■ Written instruction:
Starting at the entry containing "Give me the" and ending at the entry containing "heatmap-cell [308,146,317,154]", output those lines as a Markdown table with the columns Row (numbered from 1) and Entry, leaving out any blank lines.

■ Dataset rows:

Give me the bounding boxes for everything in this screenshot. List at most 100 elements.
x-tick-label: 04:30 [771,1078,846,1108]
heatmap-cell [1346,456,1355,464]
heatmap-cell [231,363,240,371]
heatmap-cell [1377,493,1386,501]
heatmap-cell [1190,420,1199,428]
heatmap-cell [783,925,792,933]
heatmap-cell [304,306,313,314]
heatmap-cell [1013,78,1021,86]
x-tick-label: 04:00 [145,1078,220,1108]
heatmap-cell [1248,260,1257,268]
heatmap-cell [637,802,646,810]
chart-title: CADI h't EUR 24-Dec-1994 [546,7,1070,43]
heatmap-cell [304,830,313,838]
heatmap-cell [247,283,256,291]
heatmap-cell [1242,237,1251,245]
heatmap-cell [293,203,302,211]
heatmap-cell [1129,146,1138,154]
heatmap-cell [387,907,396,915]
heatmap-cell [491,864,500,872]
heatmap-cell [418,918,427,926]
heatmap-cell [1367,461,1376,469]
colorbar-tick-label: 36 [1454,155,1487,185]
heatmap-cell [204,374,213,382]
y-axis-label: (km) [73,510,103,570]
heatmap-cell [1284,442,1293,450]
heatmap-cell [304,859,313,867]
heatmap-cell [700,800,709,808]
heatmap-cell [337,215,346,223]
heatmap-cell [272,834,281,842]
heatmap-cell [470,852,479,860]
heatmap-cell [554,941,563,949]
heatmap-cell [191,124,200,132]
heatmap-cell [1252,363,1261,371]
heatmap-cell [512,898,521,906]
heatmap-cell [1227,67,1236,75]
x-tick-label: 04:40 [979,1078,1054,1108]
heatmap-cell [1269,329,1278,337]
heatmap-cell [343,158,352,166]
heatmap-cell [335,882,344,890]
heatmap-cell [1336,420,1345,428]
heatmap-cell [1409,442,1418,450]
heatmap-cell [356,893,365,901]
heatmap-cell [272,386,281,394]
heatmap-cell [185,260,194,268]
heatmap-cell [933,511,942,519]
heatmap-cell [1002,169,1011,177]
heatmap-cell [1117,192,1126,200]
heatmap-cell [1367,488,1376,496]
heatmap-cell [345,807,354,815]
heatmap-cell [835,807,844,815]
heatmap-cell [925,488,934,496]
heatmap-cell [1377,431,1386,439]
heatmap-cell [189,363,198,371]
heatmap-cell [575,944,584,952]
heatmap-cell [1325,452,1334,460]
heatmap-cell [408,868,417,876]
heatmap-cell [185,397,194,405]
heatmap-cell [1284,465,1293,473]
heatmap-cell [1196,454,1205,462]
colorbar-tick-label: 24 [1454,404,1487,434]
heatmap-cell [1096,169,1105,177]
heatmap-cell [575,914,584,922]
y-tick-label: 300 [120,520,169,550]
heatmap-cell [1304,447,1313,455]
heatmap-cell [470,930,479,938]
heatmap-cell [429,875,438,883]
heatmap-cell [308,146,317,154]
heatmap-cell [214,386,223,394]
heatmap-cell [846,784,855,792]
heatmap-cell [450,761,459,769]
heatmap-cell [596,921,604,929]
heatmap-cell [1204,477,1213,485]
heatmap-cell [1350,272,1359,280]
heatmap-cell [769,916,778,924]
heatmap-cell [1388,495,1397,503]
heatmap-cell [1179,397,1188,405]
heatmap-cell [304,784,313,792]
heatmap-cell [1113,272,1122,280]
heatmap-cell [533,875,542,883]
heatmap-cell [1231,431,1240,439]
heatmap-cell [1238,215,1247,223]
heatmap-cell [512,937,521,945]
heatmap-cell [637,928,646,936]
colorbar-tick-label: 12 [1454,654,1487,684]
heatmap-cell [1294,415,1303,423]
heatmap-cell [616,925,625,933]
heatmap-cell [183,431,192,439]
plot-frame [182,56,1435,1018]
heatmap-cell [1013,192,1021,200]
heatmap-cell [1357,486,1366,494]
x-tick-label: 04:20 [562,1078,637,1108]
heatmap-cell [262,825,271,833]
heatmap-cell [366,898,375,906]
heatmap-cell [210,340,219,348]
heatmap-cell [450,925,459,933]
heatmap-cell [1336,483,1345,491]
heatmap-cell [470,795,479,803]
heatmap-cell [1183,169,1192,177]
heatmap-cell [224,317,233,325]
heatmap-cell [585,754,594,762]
--
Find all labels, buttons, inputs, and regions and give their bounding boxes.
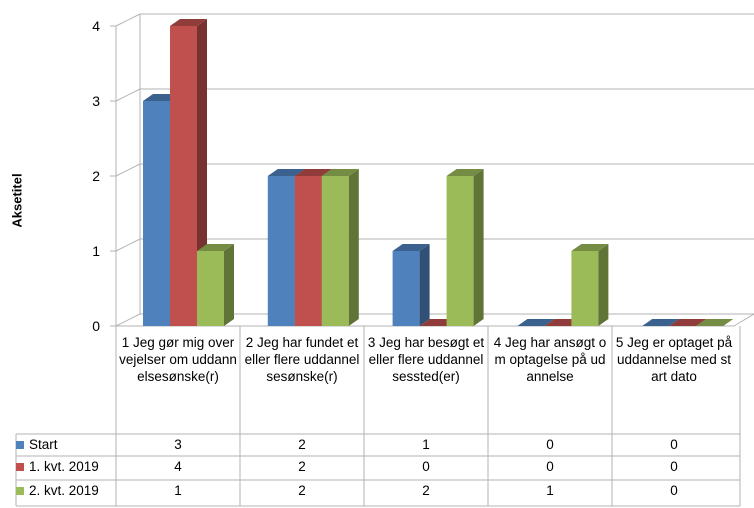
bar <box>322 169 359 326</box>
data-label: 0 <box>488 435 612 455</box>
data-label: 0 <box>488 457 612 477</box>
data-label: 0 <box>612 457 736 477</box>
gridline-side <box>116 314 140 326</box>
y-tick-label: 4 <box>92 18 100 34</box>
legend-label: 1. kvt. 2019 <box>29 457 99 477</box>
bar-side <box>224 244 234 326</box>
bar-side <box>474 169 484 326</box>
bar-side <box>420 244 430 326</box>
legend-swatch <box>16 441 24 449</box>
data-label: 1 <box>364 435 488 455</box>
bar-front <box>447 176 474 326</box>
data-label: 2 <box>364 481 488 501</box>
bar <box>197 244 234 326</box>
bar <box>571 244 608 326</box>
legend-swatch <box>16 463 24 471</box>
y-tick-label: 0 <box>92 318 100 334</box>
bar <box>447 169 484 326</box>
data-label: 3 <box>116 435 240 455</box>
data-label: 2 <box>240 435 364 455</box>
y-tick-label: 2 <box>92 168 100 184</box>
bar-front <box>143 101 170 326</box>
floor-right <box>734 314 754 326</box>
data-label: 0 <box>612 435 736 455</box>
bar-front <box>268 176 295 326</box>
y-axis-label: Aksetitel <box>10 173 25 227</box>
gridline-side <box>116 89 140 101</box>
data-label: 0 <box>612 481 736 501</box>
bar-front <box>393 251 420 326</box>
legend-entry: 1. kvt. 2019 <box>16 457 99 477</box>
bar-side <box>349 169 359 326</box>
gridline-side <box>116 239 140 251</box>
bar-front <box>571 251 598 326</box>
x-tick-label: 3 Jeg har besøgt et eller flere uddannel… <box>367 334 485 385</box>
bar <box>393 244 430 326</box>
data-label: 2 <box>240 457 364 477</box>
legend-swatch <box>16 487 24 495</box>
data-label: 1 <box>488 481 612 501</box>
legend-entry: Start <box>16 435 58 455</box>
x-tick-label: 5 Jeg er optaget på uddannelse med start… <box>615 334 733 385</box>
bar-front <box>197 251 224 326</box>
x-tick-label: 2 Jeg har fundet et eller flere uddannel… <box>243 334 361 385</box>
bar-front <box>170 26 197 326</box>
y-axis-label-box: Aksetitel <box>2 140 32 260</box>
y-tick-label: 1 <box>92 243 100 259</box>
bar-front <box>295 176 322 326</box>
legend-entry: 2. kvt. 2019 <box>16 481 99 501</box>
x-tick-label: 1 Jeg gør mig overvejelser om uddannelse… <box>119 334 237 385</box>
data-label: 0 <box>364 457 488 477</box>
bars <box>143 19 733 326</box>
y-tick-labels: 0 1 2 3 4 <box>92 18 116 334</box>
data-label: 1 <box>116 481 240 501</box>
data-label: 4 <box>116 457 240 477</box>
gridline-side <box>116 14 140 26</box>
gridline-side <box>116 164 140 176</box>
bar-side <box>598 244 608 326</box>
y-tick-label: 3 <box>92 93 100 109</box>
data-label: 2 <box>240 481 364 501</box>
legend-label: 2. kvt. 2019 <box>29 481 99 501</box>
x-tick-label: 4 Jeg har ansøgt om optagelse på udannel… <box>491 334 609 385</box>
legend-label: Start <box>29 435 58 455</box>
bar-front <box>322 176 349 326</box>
* * *
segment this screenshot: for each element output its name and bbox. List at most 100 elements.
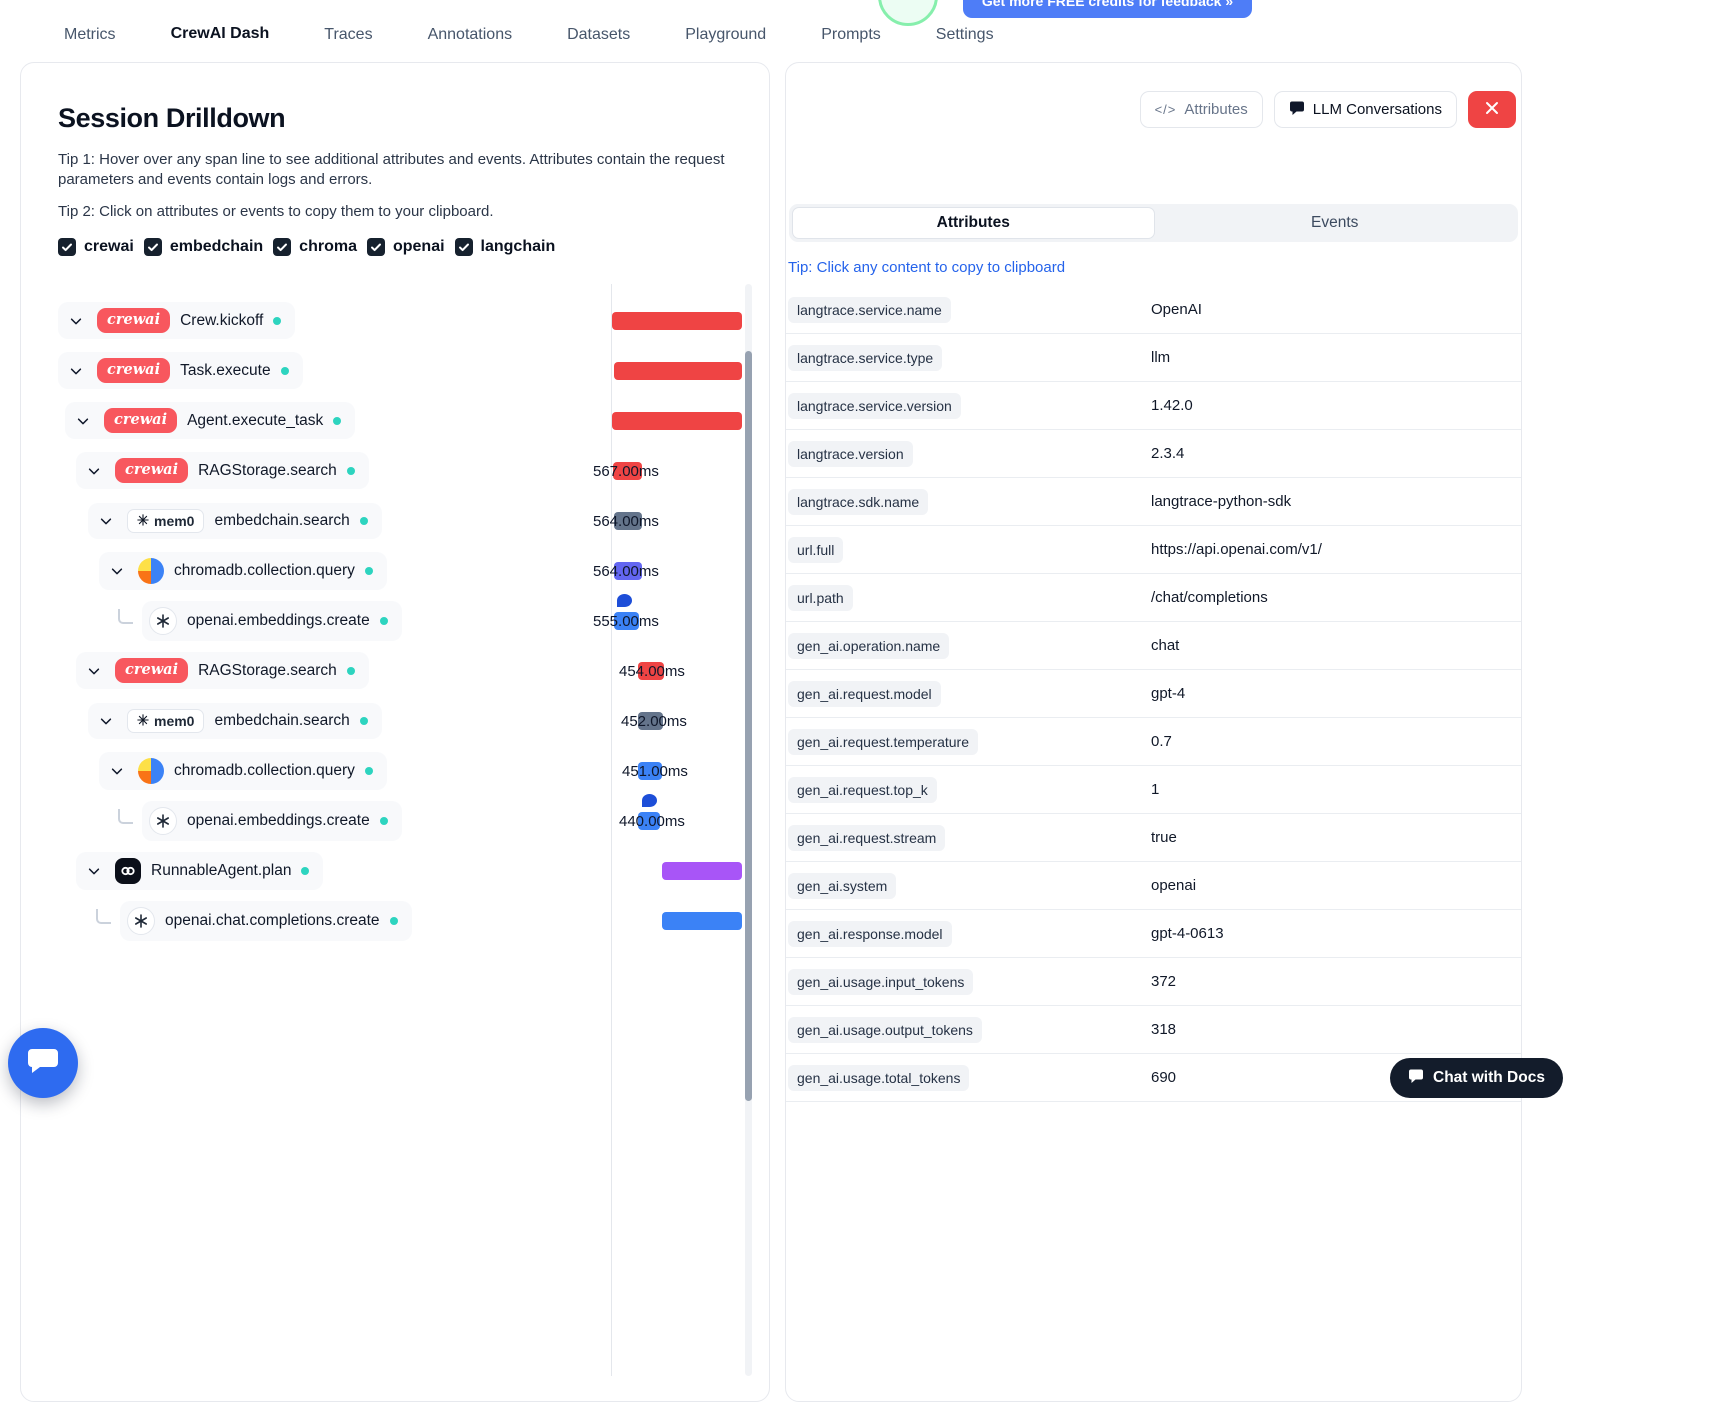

■ Task answer:
| Row | Entry |
|---|---|
| 1 | Give me the bounding boxes for everything in this screenshot. List at most 100 elements. |
| 2 | x-tick-label: 04:30 [771,1078,846,1108] |
| 3 | heatmap-cell [1346,456,1355,464] |
| 4 | heatmap-cell [231,363,240,371] |
| 5 | heatmap-cell [1377,493,1386,501] |
| 6 | heatmap-cell [1190,420,1199,428] |
| 7 | heatmap-cell [783,925,792,933] |
| 8 | heatmap-cell [304,306,313,314] |
| 9 | heatmap-cell [1013,78,1021,86] |
| 10 | x-tick-label: 04:00 [145,1078,220,1108] |
| 11 | heatmap-cell [1248,260,1257,268] |
| 12 | heatmap-cell [637,802,646,810] |
| 13 | chart-title: CADI h't EUR 24-Dec-1994 [546,7,1070,43] |
| 14 | heatmap-cell [304,830,313,838] |
| 15 | heatmap-cell [247,283,256,291] |
| 16 | heatmap-cell [1242,237,1251,245] |
| 17 | heatmap-cell [293,203,302,211] |
| 18 | heatmap-cell [1129,146,1138,154] |
| 19 | heatmap-cell [387,907,396,915] |
| 20 | heatmap-cell [491,864,500,872] |
| 21 | heatmap-cell [418,918,427,926] |
| 22 | heatmap-cell [1367,461,1376,469] |
| 23 | colorbar-tick-label: 36 [1454,155,1487,185] |
| 24 | heatmap-cell [204,374,213,382] |
| 25 | y-axis-label: (km) [73,510,103,570] |
| 26 | heatmap-cell [1284,442,1293,450] |
| 27 | heatmap-cell [304,859,313,867] |
| 28 | heatmap-cell [700,800,709,808] |
| 29 | heatmap-cell [337,215,346,223] |
| 30 | heatmap-cell [272,834,281,842] |
| 31 | heatmap-cell [470,852,479,860] |
| 32 | heatmap-cell [554,941,563,949] |
| 33 | heatmap-cell [191,124,200,132] |
| 34 | heatmap-cell [1252,363,1261,371] |
| 35 | heatmap-cell [512,898,521,906] |
| 36 | heatmap-cell [1227,67,1236,75] |
| 37 | x-tick-label: 04:40 [979,1078,1054,1108] |
| 38 | heatmap-cell [1269,329,1278,337] |
| 39 | heatmap-cell [343,158,352,166] |
| 40 | heatmap-cell [335,882,344,890] |
| 41 | heatmap-cell [1336,420,1345,428] |
| 42 | heatmap-cell [1409,442,1418,450] |
| 43 | heatmap-cell [356,893,365,901] |
| 44 | heatmap-cell [272,386,281,394] |
| 45 | heatmap-cell [185,260,194,268] |
| 46 | heatmap-cell [933,511,942,519] |
| 47 | heatmap-cell [1002,169,1011,177] |
| 48 | heatmap-cell [1117,192,1126,200] |
| 49 | heatmap-cell [1367,488,1376,496] |
| 50 | heatmap-cell [345,807,354,815] |
| 51 | heatmap-cell [835,807,844,815] |
| 52 | heatmap-cell [925,488,934,496] |
| 53 | heatmap-cell [1377,431,1386,439] |
| 54 | heatmap-cell [189,363,198,371] |
| 55 | heatmap-cell [575,944,584,952] |
| 56 | heatmap-cell [1325,452,1334,460] |
| 57 | heatmap-cell [408,868,417,876] |
| 58 | heatmap-cell [185,397,194,405] |
| 59 | heatmap-cell [1284,465,1293,473] |
| 60 | heatmap-cell [1196,454,1205,462] |
| 61 | colorbar-tick-label: 24 [1454,404,1487,434] |
| 62 | heatmap-cell [1096,169,1105,177] |
| 63 | heatmap-cell [575,914,584,922] |
| 64 | y-tick-label: 300 [120,520,169,550] |
| 65 | heatmap-cell [1304,447,1313,455] |
| 66 | heatmap-cell [470,930,479,938] |
| 67 | heatmap-cell [429,875,438,883] |
| 68 | heatmap-cell [308,146,317,154] |